## What needs to be done
All entries must be repeated exactly; do not include the pictures.

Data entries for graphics
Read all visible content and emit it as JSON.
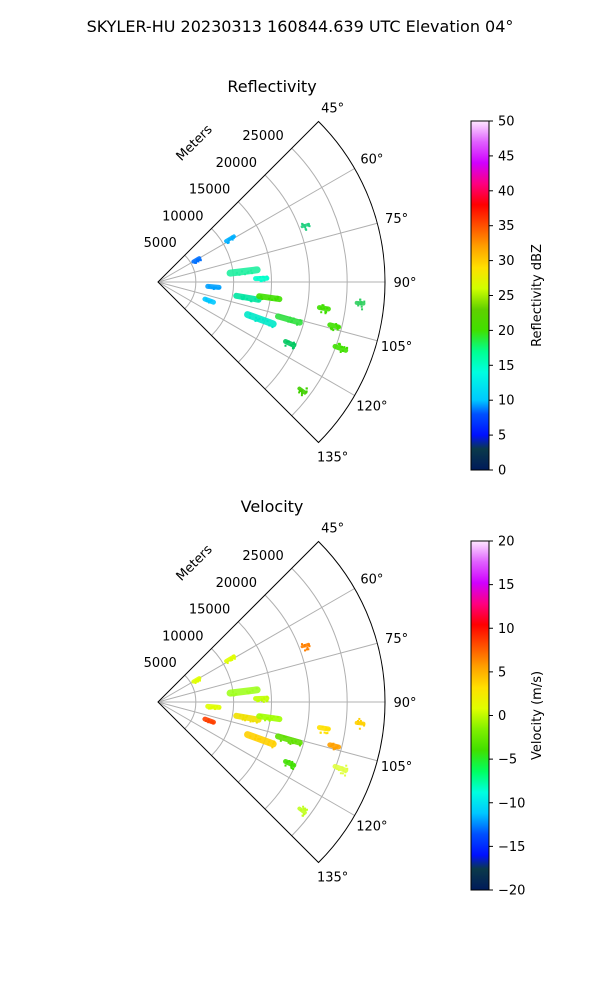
{
  "suptitle": "SKYLER-HU  20230313  160844.639 UTC Elevation 04°",
  "chart_data": [
    {
      "type": "polar-sector",
      "title": "Reflectivity",
      "range_label": "Meters",
      "theta_range_deg": [
        45,
        135
      ],
      "theta_ticks": [
        "45°",
        "60°",
        "75°",
        "90°",
        "105°",
        "120°",
        "135°"
      ],
      "r_max": 30000,
      "r_ticks": [
        "5000",
        "10000",
        "15000",
        "20000",
        "25000"
      ],
      "grid": true,
      "colorbar": {
        "label": "Reflectivity dBZ",
        "range": [
          0,
          50
        ],
        "ticks": [
          "0",
          "5",
          "10",
          "15",
          "20",
          "25",
          "30",
          "35",
          "40",
          "45",
          "50"
        ]
      }
    },
    {
      "type": "polar-sector",
      "title": "Velocity",
      "range_label": "Meters",
      "theta_range_deg": [
        45,
        135
      ],
      "theta_ticks": [
        "45°",
        "60°",
        "75°",
        "90°",
        "105°",
        "120°",
        "135°"
      ],
      "r_max": 30000,
      "r_ticks": [
        "5000",
        "10000",
        "15000",
        "20000",
        "25000"
      ],
      "grid": true,
      "colorbar": {
        "label": "Velocity (m/s)",
        "range": [
          -20,
          20
        ],
        "ticks": [
          "−20",
          "−15",
          "−10",
          "−5",
          "0",
          "5",
          "10",
          "15",
          "20"
        ]
      }
    }
  ],
  "colors": {
    "grid": "#b0b0b0",
    "frame": "#000000"
  }
}
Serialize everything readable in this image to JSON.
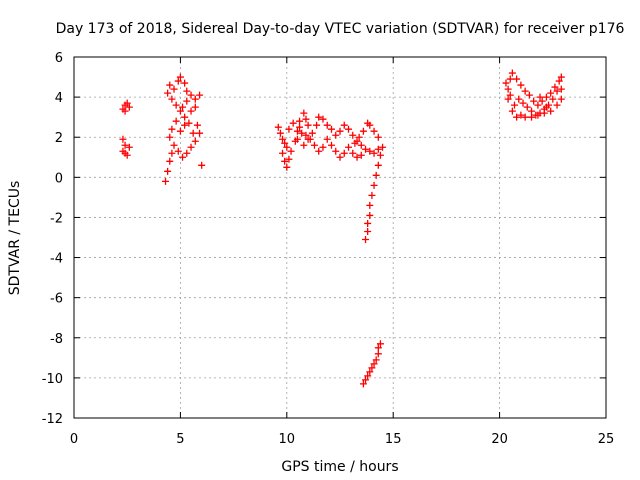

## Solution
Read all visible content and emit it as JSON.
{
  "suptitle": "SKYLER-HU  20230313  160844.639 UTC Elevation 04°",
  "chart_data": [
    {
      "type": "polar-sector",
      "title": "Reflectivity",
      "range_label": "Meters",
      "theta_range_deg": [
        45,
        135
      ],
      "theta_ticks": [
        "45°",
        "60°",
        "75°",
        "90°",
        "105°",
        "120°",
        "135°"
      ],
      "r_max": 30000,
      "r_ticks": [
        "5000",
        "10000",
        "15000",
        "20000",
        "25000"
      ],
      "grid": true,
      "colorbar": {
        "label": "Reflectivity dBZ",
        "range": [
          0,
          50
        ],
        "ticks": [
          "0",
          "5",
          "10",
          "15",
          "20",
          "25",
          "30",
          "35",
          "40",
          "45",
          "50"
        ]
      }
    },
    {
      "type": "polar-sector",
      "title": "Velocity",
      "range_label": "Meters",
      "theta_range_deg": [
        45,
        135
      ],
      "theta_ticks": [
        "45°",
        "60°",
        "75°",
        "90°",
        "105°",
        "120°",
        "135°"
      ],
      "r_max": 30000,
      "r_ticks": [
        "5000",
        "10000",
        "15000",
        "20000",
        "25000"
      ],
      "grid": true,
      "colorbar": {
        "label": "Velocity (m/s)",
        "range": [
          -20,
          20
        ],
        "ticks": [
          "−20",
          "−15",
          "−10",
          "−5",
          "0",
          "5",
          "10",
          "15",
          "20"
        ]
      }
    }
  ],
  "colors": {
    "grid": "#b0b0b0",
    "frame": "#000000"
  }
}
Serialize everything readable in this image to JSON.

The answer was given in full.